(What you have to do)
Go through the records below and copy out every line that contains the word "mental".

(Supplied material)
········
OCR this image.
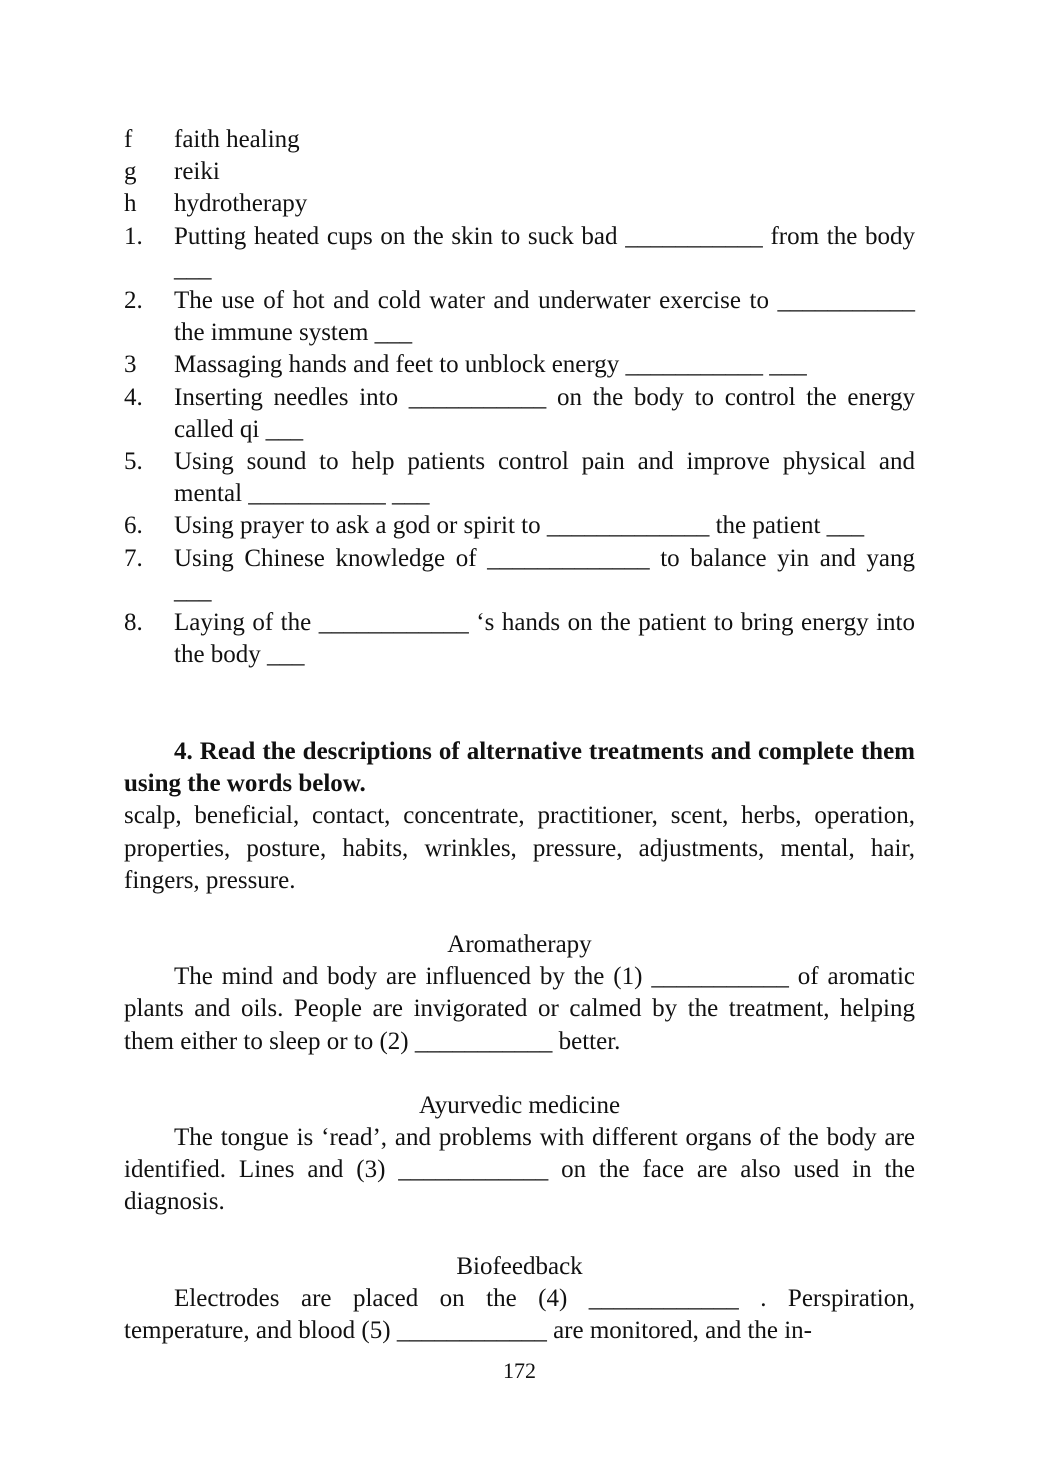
f faith healing
g reiki
h hydrotherapy
1. Putting heated cups on the skin to suck bad ___________ from the body ___
2. The use of hot and cold water and underwater exercise to ___________ the immune system ___
3 Massaging hands and feet to unblock energy ___________ ___
4. Inserting needles into ___________ on the body to control the energy called qi ___
5. Using sound to help patients control pain and improve physical and mental ___________ ___
6. Using prayer to ask a god or spirit to _____________ the patient ___
7. Using Chinese knowledge of _____________ to balance yin and yang ___
8. Laying of the ____________ ‘s hands on the patient to bring energy into the body ___

4. Read the descriptions of alternative treatments and complete them using the words below.

scalp, beneficial, contact, concentrate, practitioner, scent, herbs, operation, properties, posture, habits, wrinkles, pressure, adjustments, mental, hair, fingers, pressure.

Aromatherapy

The mind and body are influenced by the (1) ___________ of aromatic plants and oils. People are invigorated or calmed by the treatment, helping them either to sleep or to (2) ___________ better.

Ayurvedic medicine

The tongue is ‘read’, and problems with different organs of the body are identified. Lines and (3) ____________ on the face are also used in the diagnosis.

Biofeedback

Electrodes are placed on the (4) ____________ . Perspiration, temperature, and blood (5) ____________ are monitored, and the in-

172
········
(Response below)
5. Using sound to help patients control pain and improve physical and mental ___________ ___
scalp, beneficial, contact, concentrate, practitioner, scent, herbs, operation, properties, posture, habits, wrinkles, pressure, adjustments, mental, hair, fingers, pressure.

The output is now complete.